Exercise instructions ▸ Where a line contains the word "procedures", copy that line in full.
[START]
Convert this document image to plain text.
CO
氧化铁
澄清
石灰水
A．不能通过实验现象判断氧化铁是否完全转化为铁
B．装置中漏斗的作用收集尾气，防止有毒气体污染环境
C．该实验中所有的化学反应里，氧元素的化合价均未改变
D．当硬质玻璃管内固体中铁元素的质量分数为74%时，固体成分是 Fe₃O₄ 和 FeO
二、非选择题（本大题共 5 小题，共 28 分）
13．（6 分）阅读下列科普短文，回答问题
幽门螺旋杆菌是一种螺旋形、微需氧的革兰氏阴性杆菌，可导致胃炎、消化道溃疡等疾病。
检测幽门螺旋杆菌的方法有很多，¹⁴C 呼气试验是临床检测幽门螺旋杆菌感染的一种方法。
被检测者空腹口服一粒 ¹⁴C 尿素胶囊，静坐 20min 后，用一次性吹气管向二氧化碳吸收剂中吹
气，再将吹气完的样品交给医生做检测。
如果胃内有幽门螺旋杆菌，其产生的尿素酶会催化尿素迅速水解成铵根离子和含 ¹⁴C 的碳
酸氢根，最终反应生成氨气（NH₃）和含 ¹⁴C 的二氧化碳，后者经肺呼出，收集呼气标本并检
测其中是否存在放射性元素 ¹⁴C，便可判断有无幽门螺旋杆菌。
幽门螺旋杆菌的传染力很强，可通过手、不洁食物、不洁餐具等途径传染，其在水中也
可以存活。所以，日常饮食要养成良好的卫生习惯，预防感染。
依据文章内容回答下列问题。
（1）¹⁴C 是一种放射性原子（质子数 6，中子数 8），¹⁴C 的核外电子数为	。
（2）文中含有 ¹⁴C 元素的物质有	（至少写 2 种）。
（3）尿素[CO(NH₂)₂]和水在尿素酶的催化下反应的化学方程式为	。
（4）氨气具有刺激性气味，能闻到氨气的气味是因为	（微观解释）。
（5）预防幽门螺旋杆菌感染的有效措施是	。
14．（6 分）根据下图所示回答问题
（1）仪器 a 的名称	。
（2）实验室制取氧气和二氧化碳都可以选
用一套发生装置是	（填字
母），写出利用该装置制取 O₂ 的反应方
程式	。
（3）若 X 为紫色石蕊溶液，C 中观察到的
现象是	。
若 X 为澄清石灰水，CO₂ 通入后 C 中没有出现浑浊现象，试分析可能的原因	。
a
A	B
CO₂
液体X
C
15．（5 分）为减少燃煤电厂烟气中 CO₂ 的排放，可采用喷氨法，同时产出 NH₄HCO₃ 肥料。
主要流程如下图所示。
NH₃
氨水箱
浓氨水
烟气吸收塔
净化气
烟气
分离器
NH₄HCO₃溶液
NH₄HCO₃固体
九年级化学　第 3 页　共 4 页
[END]
[START]
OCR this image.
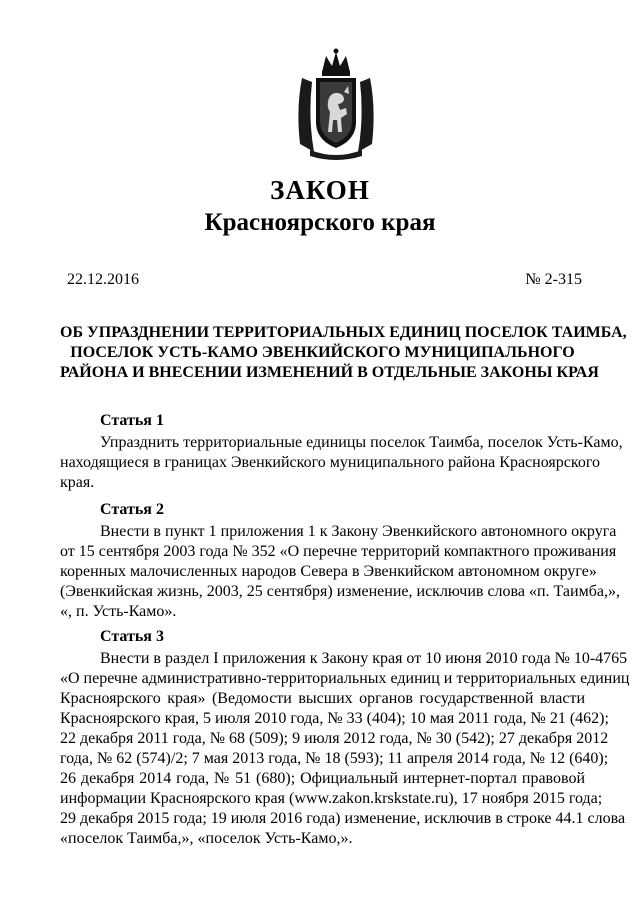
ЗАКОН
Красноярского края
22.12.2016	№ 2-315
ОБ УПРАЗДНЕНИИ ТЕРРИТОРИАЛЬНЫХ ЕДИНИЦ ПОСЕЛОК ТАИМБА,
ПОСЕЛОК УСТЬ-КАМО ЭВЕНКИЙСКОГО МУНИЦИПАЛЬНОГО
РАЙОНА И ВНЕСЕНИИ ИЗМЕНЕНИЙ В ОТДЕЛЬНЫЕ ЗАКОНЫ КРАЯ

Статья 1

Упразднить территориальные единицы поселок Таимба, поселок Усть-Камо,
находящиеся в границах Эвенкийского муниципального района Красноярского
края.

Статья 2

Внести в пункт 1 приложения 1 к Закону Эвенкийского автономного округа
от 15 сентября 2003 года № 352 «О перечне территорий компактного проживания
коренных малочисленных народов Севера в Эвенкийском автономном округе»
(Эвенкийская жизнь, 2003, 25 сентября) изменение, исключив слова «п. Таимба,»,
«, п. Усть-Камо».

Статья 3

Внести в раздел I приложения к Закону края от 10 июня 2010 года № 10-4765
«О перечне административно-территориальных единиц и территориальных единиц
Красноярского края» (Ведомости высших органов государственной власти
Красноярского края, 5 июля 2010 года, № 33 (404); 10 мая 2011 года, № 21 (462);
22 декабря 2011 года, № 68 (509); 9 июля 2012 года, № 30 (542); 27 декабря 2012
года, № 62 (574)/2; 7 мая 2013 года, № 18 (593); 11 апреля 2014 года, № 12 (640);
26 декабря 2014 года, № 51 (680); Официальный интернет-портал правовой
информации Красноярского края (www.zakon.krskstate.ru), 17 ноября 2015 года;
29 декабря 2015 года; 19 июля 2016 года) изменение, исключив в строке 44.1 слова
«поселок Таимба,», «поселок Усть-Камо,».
[END]
[START]
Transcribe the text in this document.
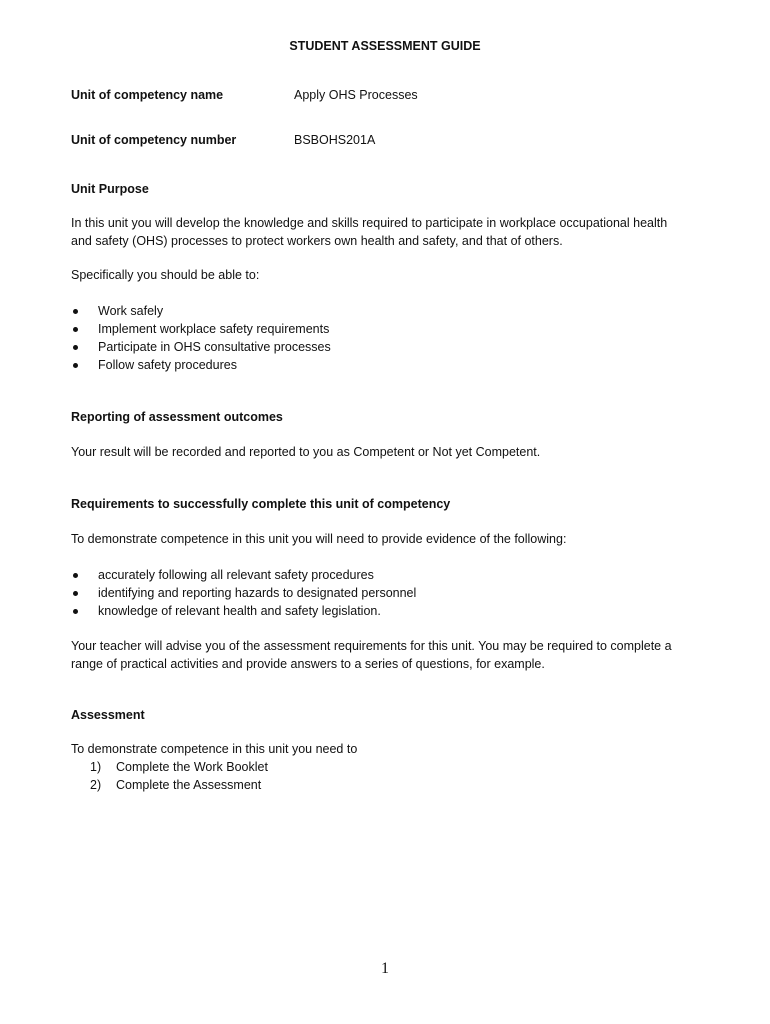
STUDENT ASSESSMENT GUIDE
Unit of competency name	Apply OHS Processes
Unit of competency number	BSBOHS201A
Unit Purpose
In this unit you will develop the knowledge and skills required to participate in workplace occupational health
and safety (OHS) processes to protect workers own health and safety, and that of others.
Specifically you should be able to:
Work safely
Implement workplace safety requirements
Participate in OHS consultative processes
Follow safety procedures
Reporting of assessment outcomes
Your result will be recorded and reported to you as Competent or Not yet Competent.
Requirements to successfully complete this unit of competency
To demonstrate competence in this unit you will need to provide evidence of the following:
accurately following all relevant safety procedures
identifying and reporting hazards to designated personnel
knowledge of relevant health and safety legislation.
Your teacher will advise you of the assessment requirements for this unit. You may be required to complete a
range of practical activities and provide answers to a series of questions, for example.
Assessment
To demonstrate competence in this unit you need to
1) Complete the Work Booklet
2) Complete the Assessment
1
[END]
Result ▸
Follow safety procedures
accurately following all relevant safety procedures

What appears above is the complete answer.